Work out how many lines of the records contain "structured". Answer with the number and nothing else.

Dataset listings of figures

[start]

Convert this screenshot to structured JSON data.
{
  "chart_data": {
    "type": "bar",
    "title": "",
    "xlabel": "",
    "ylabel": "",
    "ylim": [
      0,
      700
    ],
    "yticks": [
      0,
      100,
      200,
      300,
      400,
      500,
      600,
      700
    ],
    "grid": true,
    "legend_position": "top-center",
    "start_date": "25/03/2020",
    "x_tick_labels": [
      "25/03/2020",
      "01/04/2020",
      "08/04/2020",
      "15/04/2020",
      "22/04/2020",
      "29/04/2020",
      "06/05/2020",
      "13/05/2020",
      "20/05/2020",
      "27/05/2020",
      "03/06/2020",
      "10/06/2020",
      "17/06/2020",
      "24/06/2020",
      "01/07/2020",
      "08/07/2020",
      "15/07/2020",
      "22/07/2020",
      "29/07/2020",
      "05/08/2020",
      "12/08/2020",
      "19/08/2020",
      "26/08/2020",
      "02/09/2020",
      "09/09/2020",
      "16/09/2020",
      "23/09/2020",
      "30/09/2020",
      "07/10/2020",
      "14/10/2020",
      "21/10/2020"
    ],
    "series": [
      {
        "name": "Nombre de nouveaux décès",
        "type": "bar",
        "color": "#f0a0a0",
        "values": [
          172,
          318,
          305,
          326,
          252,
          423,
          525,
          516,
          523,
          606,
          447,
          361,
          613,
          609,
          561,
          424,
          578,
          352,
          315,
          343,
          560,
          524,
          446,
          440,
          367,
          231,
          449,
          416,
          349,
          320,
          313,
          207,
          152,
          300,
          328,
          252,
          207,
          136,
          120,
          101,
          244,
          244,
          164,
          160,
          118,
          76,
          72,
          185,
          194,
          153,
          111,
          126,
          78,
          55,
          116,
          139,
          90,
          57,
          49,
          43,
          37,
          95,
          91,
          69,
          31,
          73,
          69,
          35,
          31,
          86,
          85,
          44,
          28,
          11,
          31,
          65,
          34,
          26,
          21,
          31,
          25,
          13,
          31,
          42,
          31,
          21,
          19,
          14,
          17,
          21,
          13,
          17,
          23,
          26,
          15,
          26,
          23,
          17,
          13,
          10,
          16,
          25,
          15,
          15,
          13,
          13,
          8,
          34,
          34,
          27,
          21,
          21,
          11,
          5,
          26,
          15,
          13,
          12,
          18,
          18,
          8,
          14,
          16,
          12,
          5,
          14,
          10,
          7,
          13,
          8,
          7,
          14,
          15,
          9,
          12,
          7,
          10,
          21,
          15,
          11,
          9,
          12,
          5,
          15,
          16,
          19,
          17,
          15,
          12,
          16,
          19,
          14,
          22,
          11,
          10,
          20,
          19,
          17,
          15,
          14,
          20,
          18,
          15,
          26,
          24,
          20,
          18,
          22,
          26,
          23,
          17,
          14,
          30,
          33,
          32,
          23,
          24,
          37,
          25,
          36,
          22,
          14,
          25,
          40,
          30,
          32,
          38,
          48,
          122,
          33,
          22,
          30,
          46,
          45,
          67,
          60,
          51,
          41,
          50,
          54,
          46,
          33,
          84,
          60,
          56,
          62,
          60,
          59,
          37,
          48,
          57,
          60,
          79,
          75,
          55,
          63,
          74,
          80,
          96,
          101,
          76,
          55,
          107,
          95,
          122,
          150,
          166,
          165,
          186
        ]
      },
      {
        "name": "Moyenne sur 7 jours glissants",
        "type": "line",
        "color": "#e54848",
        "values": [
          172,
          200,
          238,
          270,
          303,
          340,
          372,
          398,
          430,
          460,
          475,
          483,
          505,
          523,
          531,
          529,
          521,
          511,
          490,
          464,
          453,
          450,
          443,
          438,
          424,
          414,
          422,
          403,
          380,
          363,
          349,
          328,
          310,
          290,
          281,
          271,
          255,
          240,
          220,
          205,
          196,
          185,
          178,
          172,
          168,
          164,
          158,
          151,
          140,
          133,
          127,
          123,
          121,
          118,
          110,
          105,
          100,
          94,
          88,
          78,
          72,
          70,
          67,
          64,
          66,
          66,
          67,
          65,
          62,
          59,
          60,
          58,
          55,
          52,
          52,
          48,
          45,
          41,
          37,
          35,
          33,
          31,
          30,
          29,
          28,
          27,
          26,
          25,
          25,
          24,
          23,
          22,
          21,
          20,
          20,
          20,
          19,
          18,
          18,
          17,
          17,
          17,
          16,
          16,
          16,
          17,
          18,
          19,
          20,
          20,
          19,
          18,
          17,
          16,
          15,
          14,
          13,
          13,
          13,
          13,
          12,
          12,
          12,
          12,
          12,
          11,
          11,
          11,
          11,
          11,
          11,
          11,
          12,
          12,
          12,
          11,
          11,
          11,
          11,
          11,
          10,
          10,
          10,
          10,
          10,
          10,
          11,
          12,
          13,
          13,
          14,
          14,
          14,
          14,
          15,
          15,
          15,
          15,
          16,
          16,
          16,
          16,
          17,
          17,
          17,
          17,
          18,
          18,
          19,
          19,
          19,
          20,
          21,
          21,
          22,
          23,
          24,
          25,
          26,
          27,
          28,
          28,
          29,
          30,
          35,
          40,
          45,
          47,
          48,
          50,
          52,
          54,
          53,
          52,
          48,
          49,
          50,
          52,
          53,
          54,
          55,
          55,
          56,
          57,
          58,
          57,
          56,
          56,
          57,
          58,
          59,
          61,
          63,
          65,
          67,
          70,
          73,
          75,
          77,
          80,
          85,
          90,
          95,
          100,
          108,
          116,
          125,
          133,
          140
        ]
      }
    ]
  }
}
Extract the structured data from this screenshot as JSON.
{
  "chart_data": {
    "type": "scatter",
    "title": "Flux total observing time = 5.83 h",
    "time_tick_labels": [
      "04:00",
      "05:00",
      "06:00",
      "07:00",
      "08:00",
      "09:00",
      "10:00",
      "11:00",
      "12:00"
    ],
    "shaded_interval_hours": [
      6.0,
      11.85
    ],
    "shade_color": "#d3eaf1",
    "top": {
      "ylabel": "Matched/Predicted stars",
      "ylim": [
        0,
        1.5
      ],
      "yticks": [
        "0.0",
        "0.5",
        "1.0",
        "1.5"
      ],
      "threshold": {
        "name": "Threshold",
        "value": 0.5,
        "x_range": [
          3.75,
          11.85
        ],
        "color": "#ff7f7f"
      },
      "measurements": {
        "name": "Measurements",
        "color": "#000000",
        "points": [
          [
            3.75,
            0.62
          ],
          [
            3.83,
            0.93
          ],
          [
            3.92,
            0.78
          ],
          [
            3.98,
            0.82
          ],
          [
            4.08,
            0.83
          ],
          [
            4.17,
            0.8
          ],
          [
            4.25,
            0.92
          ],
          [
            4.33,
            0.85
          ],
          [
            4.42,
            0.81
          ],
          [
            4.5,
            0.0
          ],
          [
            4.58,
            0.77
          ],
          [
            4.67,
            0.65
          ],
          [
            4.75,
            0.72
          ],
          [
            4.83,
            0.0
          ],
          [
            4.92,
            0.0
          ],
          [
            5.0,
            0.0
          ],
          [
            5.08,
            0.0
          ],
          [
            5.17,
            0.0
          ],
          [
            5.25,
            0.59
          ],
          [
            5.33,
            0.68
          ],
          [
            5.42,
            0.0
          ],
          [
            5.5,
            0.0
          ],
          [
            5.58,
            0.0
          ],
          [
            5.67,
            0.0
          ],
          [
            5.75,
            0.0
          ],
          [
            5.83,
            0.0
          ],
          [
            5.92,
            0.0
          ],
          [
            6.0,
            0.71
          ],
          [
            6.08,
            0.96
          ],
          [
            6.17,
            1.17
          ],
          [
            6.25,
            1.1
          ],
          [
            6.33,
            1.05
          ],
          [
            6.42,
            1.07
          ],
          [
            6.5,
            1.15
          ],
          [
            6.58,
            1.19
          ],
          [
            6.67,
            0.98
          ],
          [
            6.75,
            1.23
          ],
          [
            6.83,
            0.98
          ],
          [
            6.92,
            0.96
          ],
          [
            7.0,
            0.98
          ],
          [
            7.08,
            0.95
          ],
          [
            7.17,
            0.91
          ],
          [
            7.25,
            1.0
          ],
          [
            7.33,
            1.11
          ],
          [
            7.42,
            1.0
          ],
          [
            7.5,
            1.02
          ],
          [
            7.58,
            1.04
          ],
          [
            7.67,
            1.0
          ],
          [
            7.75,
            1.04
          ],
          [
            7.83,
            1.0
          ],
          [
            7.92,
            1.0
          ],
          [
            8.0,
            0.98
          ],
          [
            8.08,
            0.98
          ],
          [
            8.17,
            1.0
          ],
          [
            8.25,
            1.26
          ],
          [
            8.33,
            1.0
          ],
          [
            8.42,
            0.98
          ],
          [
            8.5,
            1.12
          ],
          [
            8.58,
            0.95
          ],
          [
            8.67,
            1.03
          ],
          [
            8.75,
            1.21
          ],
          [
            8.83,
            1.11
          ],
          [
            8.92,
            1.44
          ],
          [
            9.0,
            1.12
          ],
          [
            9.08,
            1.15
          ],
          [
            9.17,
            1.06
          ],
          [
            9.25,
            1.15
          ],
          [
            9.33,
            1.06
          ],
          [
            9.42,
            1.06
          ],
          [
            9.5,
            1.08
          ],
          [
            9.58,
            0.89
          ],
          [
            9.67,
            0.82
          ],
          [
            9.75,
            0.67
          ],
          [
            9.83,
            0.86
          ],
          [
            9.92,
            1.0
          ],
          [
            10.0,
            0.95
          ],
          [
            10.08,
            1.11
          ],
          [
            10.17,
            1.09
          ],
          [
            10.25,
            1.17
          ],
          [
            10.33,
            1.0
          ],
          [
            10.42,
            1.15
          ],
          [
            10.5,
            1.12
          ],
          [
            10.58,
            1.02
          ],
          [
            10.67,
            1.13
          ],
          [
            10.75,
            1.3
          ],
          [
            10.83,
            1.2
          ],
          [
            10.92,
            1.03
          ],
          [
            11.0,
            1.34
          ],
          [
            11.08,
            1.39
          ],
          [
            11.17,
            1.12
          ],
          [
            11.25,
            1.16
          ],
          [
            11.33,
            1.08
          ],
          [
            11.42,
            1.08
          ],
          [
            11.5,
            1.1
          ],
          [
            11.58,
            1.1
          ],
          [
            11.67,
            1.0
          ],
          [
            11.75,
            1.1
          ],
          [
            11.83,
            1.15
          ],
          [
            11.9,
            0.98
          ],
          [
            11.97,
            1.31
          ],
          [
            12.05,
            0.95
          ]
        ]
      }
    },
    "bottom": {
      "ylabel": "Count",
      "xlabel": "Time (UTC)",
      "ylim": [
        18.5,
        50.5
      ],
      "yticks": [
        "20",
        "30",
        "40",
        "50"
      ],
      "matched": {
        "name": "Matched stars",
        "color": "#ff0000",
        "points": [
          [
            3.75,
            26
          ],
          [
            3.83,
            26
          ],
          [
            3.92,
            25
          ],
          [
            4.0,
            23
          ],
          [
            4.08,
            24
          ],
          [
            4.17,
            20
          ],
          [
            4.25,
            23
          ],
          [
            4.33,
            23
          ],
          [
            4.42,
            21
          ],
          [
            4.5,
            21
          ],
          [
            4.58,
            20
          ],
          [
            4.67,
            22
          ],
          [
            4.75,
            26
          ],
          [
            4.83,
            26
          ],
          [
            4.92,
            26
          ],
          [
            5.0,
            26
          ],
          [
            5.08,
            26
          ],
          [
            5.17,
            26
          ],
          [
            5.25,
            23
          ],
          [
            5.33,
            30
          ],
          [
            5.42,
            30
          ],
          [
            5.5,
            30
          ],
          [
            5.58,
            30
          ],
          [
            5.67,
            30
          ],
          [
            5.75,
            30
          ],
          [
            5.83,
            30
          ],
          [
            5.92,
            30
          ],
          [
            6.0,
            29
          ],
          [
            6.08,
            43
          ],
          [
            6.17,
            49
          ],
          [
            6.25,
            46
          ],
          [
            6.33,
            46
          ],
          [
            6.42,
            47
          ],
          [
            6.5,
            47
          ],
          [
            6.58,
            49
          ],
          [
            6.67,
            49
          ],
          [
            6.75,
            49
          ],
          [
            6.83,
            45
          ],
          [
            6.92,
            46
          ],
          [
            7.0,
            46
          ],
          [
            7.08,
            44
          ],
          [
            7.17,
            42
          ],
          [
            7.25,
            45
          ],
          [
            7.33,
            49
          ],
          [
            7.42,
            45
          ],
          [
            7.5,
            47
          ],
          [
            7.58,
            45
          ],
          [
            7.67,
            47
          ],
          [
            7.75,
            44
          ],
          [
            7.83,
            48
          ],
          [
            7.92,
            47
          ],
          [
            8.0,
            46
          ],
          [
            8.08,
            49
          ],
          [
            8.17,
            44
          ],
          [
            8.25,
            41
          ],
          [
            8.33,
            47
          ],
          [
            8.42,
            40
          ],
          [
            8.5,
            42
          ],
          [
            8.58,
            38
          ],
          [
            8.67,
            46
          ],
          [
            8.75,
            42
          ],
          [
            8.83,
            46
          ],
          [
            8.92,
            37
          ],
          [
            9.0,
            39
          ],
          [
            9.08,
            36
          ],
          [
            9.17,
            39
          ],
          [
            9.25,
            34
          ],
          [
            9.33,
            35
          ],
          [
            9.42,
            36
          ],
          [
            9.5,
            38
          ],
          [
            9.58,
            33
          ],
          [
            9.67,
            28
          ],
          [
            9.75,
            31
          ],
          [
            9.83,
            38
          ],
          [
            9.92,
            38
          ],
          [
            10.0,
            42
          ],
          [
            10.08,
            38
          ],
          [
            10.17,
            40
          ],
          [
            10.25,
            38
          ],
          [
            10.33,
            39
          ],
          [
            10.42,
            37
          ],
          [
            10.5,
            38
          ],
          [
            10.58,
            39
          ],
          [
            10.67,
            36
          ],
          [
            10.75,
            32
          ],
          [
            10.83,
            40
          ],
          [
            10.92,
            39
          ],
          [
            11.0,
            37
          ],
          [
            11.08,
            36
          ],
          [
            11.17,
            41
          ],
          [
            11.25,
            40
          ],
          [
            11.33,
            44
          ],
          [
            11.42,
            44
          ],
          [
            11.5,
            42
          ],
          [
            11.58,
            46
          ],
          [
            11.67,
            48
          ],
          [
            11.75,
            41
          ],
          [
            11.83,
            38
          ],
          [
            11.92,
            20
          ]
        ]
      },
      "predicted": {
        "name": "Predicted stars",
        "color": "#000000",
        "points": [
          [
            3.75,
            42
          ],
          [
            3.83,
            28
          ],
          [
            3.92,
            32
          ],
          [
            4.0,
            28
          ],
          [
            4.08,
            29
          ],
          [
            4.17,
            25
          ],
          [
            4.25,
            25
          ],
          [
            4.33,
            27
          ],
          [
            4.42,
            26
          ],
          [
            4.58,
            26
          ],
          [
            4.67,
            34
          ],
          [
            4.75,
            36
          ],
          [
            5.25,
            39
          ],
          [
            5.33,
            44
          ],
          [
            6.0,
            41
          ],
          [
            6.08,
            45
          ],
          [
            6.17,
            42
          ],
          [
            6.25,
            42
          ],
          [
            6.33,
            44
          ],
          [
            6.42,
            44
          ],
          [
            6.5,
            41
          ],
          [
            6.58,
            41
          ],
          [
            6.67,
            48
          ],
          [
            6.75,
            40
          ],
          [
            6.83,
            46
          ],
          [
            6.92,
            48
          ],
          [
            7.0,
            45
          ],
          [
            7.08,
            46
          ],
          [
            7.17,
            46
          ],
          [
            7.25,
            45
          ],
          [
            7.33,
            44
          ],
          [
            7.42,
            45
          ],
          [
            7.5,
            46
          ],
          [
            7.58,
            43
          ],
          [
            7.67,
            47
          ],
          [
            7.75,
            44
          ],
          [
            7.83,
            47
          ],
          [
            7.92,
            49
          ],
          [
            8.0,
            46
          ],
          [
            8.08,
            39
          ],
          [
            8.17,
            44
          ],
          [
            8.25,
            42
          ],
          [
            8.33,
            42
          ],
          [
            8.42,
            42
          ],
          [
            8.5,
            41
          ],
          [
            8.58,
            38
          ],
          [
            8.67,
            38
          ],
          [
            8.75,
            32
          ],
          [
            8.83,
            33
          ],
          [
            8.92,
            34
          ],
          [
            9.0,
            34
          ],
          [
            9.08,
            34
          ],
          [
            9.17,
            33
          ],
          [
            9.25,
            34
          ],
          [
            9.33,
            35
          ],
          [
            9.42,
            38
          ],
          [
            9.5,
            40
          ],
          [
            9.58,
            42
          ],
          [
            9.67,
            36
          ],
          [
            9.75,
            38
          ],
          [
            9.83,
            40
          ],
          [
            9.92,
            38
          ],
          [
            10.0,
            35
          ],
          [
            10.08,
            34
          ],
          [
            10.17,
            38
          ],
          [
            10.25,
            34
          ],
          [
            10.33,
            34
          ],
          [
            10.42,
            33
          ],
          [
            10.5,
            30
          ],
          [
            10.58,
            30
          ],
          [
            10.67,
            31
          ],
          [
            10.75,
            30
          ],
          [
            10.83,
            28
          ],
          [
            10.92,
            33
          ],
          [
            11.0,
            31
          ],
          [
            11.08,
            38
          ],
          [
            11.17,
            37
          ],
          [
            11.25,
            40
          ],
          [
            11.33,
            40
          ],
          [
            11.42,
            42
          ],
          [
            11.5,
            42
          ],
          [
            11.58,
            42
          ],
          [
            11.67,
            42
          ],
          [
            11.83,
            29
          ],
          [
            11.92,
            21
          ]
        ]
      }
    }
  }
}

[end]

- [Task response]: 2